• EXTRAIT DU DOCUMENT

10 Avr En ce temps là, à la porte du ciel… (Homélie Vigile 2023)
Soudain, dans un fracas semblable à un tremblement de terre, elle s’effondra. Le nuage de poussière que sa chute produisit se dissipa en un instant, sous l’effet d’une lumière fulgurante et pénétrante à la fois. Dans l’obscurité, la foule restait bouche bée, incapable de parler, prise de stupeur. Les visages osaient à peine se tourner vers celui qu’on voyait apparaître là. Il était là debout, tenant en main l’instrument de sa victoire. Il venait d’entrer dans les enfers, le lieu d’attente de la résurrection, ce lieu où les justes, depuis la création du monde, espéraient être délivrés. Tous, ils étaient là, n’en croyant pas leurs yeux.
Il se dirigea d’abord vers Adam, le premier homme créé, et lui dit avec force : « Adam, lève-toi ! » « — Seigneur, c’est donc toi le nouvel Adam, toi qui es venu sauver ce que nous avions perdu, Ève et moi. Toi qui as obéi quand nous avions désobéi. Toi qui rends aux hommes ce père, notre Père des cieux, celui dont nous avons eu peur, alors qu’il nous a créés avec amour et pour l’amour. Ô bienheureuse faute qui nous a valu un tel Rédempteur ! ».

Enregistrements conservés
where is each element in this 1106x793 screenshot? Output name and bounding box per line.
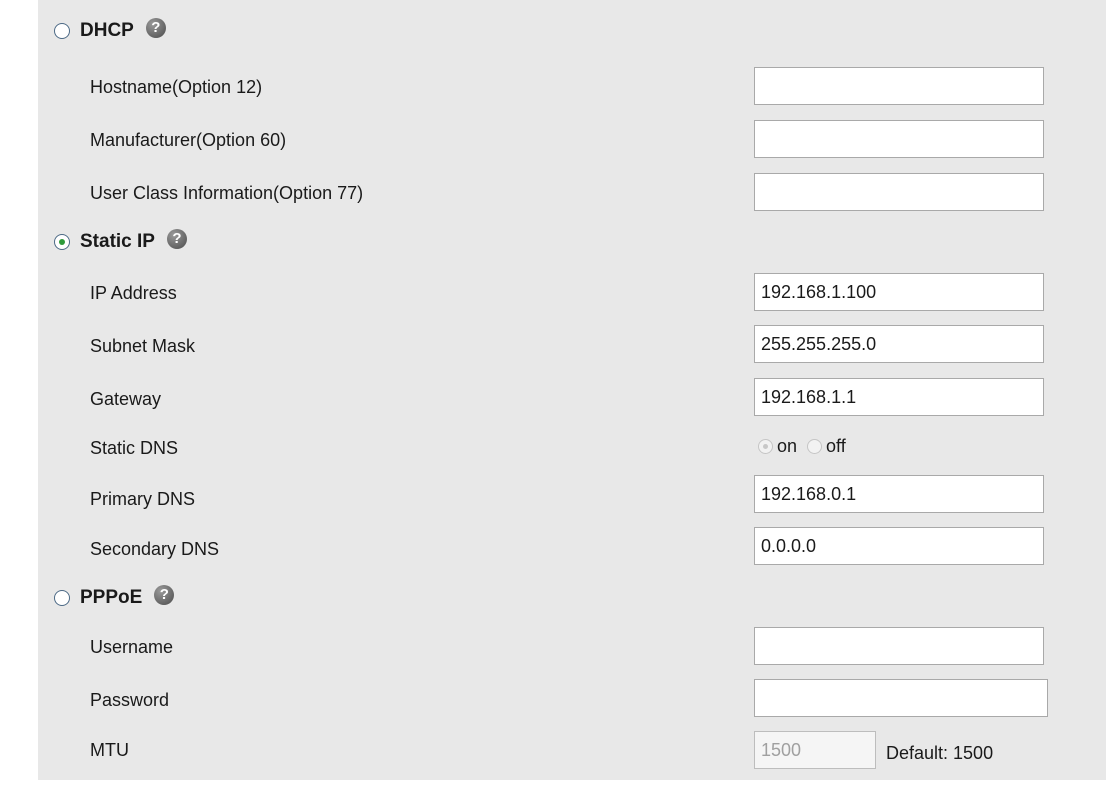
question-circle-icon[interactable]: ? bbox=[145, 18, 166, 38]
static-dns-label: Static DNS bbox=[90, 438, 179, 458]
static-ip-section-header: Static IP ? bbox=[54, 229, 187, 255]
hostname-label: Hostname(Option 12) bbox=[90, 77, 263, 97]
mtu-input[interactable] bbox=[754, 731, 876, 769]
dhcp-title: DHCP bbox=[80, 20, 134, 41]
static-dns-off-label: off bbox=[826, 436, 846, 456]
ip-address-label: IP Address bbox=[90, 283, 177, 303]
user-class-label: User Class Information(Option 77) bbox=[90, 183, 364, 203]
primary-dns-label: Primary DNS bbox=[90, 489, 196, 509]
pppoe-radio[interactable] bbox=[54, 590, 70, 606]
static-dns-on-label: on bbox=[777, 436, 798, 456]
hostname-input[interactable] bbox=[754, 67, 1044, 105]
subnet-mask-label: Subnet Mask bbox=[90, 336, 196, 356]
pppoe-title: PPPoE bbox=[80, 587, 143, 608]
dhcp-section-header: DHCP ? bbox=[54, 18, 166, 44]
secondary-dns-input[interactable] bbox=[754, 527, 1044, 565]
dhcp-radio[interactable] bbox=[54, 23, 70, 39]
static-ip-radio[interactable] bbox=[54, 234, 70, 250]
gateway-label: Gateway bbox=[90, 389, 162, 409]
password-input[interactable] bbox=[754, 679, 1048, 717]
static-dns-toggle: on off bbox=[758, 436, 856, 457]
network-settings-panel: DHCP ? Hostname(Option 12) Manufacturer(… bbox=[38, 0, 1106, 780]
username-input[interactable] bbox=[754, 627, 1044, 665]
static-dns-on-radio[interactable] bbox=[758, 439, 773, 454]
question-circle-icon[interactable]: ? bbox=[154, 585, 175, 605]
static-dns-off-radio[interactable] bbox=[807, 439, 823, 454]
user-class-input[interactable] bbox=[754, 173, 1044, 211]
primary-dns-input[interactable] bbox=[754, 475, 1044, 513]
gateway-input[interactable] bbox=[754, 378, 1044, 416]
password-label: Password bbox=[90, 690, 170, 710]
pppoe-section-header: PPPoE ? bbox=[54, 585, 175, 611]
manufacturer-input[interactable] bbox=[754, 120, 1044, 158]
mtu-label: MTU bbox=[90, 740, 129, 760]
mtu-default-text: Default: 1500 bbox=[886, 743, 994, 763]
subnet-mask-input[interactable] bbox=[754, 325, 1044, 363]
question-circle-icon[interactable]: ? bbox=[166, 229, 187, 249]
username-label: Username bbox=[90, 637, 174, 657]
static-ip-title: Static IP bbox=[80, 231, 155, 252]
ip-address-input[interactable] bbox=[754, 273, 1044, 311]
manufacturer-label: Manufacturer(Option 60) bbox=[90, 130, 287, 150]
secondary-dns-label: Secondary DNS bbox=[90, 539, 220, 559]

• CONSIGNE 1
Dites si chacune des affirmations suivantes concorde avec l'homélie, en répondant par oui ou par non et en citant fidèlement les mots qui tranchent. (a) À l'apparition, la foule se mit à parler avec enthousiasme. (b) Il s'adressa en premier à Adam. (c) Le nuage de poussière mit longtemps à se dissiper.
• CONSIGNE 2
Réécrivez sous forme de liste brève le paragraphe de l'homélie qui commence par « Soudain, dans un fracas », en gardant ses faits principaux.

• RÉPONSE 1
(a) Non : « la foule restait bouche bée, incapable de parler, prise de stupeur ».
(b) Oui : « Il se dirigea d’abord vers Adam, le premier homme créé ».
(c) Non : « se dissipa en un instant ».

• RÉPONSE 2
- Un effondrement se produit dans un fracas semblable à un tremblement de terre.
- Une lumière fulgurante dissipe aussitôt la poussière.
- Dans l'obscurité, la foule reste muette de stupeur et ose à peine regarder celui qui apparaît.
- Il se tient debout, l'instrument de sa victoire en main.
- Il vient d'entrer dans les enfers, lieu d'attente de la résurrection où les justes espéraient être délivrés depuis la création du monde.
- Tous sont là et n'en croient pas leurs yeux.